__Task objective__. Which lines in the records below contain the word "Time"? Copy each of them.

+--

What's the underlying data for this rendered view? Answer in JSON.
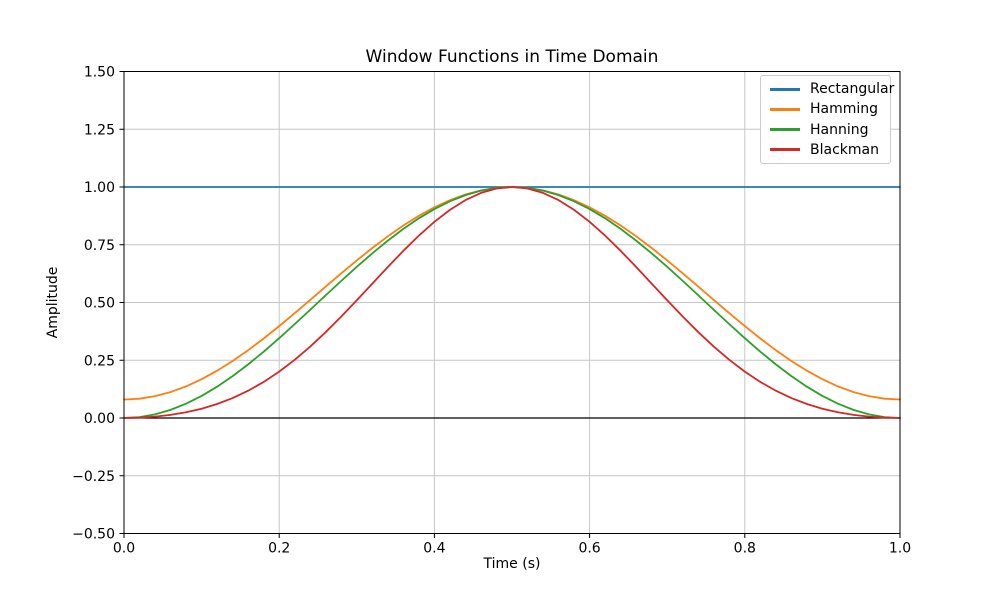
{
  "figure": {
    "background": "#ffffff",
    "text_color": "#000000"
  },
  "chart_data": {
    "type": "line",
    "title": "Window Functions in Time Domain",
    "xlabel": "Time (s)",
    "ylabel": "Amplitude",
    "xlim": [
      0.0,
      1.0
    ],
    "ylim": [
      -0.5,
      1.5
    ],
    "grid": true,
    "grid_color": "#c6c6c6",
    "spine_color": "#000000",
    "zero_line": true,
    "zero_line_color": "#000000",
    "legend_position": "upper right",
    "legend_border_color": "#cccccc",
    "xtick_values": [
      0.0,
      0.2,
      0.4,
      0.6,
      0.8,
      1.0
    ],
    "xtick_labels": [
      "0.0",
      "0.2",
      "0.4",
      "0.6",
      "0.8",
      "1.0"
    ],
    "ytick_values": [
      -0.5,
      -0.25,
      0.0,
      0.25,
      0.5,
      0.75,
      1.0,
      1.25,
      1.5
    ],
    "ytick_labels": [
      "−0.50",
      "−0.25",
      "0.00",
      "0.25",
      "0.50",
      "0.75",
      "1.00",
      "1.25",
      "1.50"
    ],
    "x": [
      0.0,
      0.02,
      0.04,
      0.06,
      0.08,
      0.1,
      0.12,
      0.14,
      0.16,
      0.18,
      0.2,
      0.22,
      0.24,
      0.26,
      0.28,
      0.3,
      0.32,
      0.34,
      0.36,
      0.38,
      0.4,
      0.42,
      0.44,
      0.46,
      0.48,
      0.5,
      0.52,
      0.54,
      0.56,
      0.58,
      0.6,
      0.62,
      0.64,
      0.66,
      0.68,
      0.7,
      0.72,
      0.74,
      0.76,
      0.78,
      0.8,
      0.82,
      0.84,
      0.86,
      0.88,
      0.9,
      0.92,
      0.94,
      0.96,
      0.98,
      1.0
    ],
    "series": [
      {
        "name": "Rectangular",
        "color": "#1f77b4",
        "values": [
          1.0,
          1.0,
          1.0,
          1.0,
          1.0,
          1.0,
          1.0,
          1.0,
          1.0,
          1.0,
          1.0,
          1.0,
          1.0,
          1.0,
          1.0,
          1.0,
          1.0,
          1.0,
          1.0,
          1.0,
          1.0,
          1.0,
          1.0,
          1.0,
          1.0,
          1.0,
          1.0,
          1.0,
          1.0,
          1.0,
          1.0,
          1.0,
          1.0,
          1.0,
          1.0,
          1.0,
          1.0,
          1.0,
          1.0,
          1.0,
          1.0,
          1.0,
          1.0,
          1.0,
          1.0,
          1.0,
          1.0,
          1.0,
          1.0,
          1.0,
          1.0
        ]
      },
      {
        "name": "Hamming",
        "color": "#ff7f0e",
        "values": [
          0.08,
          0.0836,
          0.0945,
          0.1123,
          0.1369,
          0.1679,
          0.2047,
          0.2468,
          0.2935,
          0.3441,
          0.3978,
          0.4538,
          0.5111,
          0.5689,
          0.6262,
          0.6821,
          0.7359,
          0.7865,
          0.8332,
          0.8753,
          0.9121,
          0.9431,
          0.9677,
          0.9856,
          0.9964,
          1.0,
          0.9964,
          0.9856,
          0.9677,
          0.9431,
          0.9121,
          0.8753,
          0.8332,
          0.7865,
          0.7359,
          0.6821,
          0.6262,
          0.5689,
          0.5111,
          0.4538,
          0.3978,
          0.3441,
          0.2935,
          0.2468,
          0.2047,
          0.1679,
          0.1369,
          0.1123,
          0.0945,
          0.0836,
          0.08
        ]
      },
      {
        "name": "Hanning",
        "color": "#2ca02c",
        "values": [
          0.0,
          0.0039,
          0.0157,
          0.0351,
          0.0618,
          0.0955,
          0.1355,
          0.1813,
          0.2321,
          0.2871,
          0.3455,
          0.4063,
          0.4686,
          0.5314,
          0.5937,
          0.6545,
          0.7129,
          0.7679,
          0.8187,
          0.8645,
          0.9045,
          0.9382,
          0.9649,
          0.9843,
          0.9961,
          1.0,
          0.9961,
          0.9843,
          0.9649,
          0.9382,
          0.9045,
          0.8645,
          0.8187,
          0.7679,
          0.7129,
          0.6545,
          0.5937,
          0.5314,
          0.4686,
          0.4063,
          0.3455,
          0.2871,
          0.2321,
          0.1813,
          0.1355,
          0.0955,
          0.0618,
          0.0351,
          0.0157,
          0.0039,
          0.0
        ]
      },
      {
        "name": "Blackman",
        "color": "#d62728",
        "values": [
          0.0,
          0.0014,
          0.0058,
          0.0134,
          0.0247,
          0.0402,
          0.0605,
          0.0863,
          0.118,
          0.1561,
          0.2008,
          0.2519,
          0.3092,
          0.372,
          0.4393,
          0.5098,
          0.5819,
          0.6538,
          0.7237,
          0.7895,
          0.8492,
          0.901,
          0.9432,
          0.9744,
          0.9935,
          1.0,
          0.9935,
          0.9744,
          0.9432,
          0.901,
          0.8492,
          0.7895,
          0.7237,
          0.6538,
          0.5819,
          0.5098,
          0.4393,
          0.372,
          0.3092,
          0.2519,
          0.2008,
          0.1561,
          0.118,
          0.0863,
          0.0605,
          0.0402,
          0.0247,
          0.0134,
          0.0058,
          0.0014,
          0.0
        ]
      }
    ]
  }
}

+--

__Exercise result__.
    "title": "Window Functions in Time Domain",
    "xlabel": "Time (s)",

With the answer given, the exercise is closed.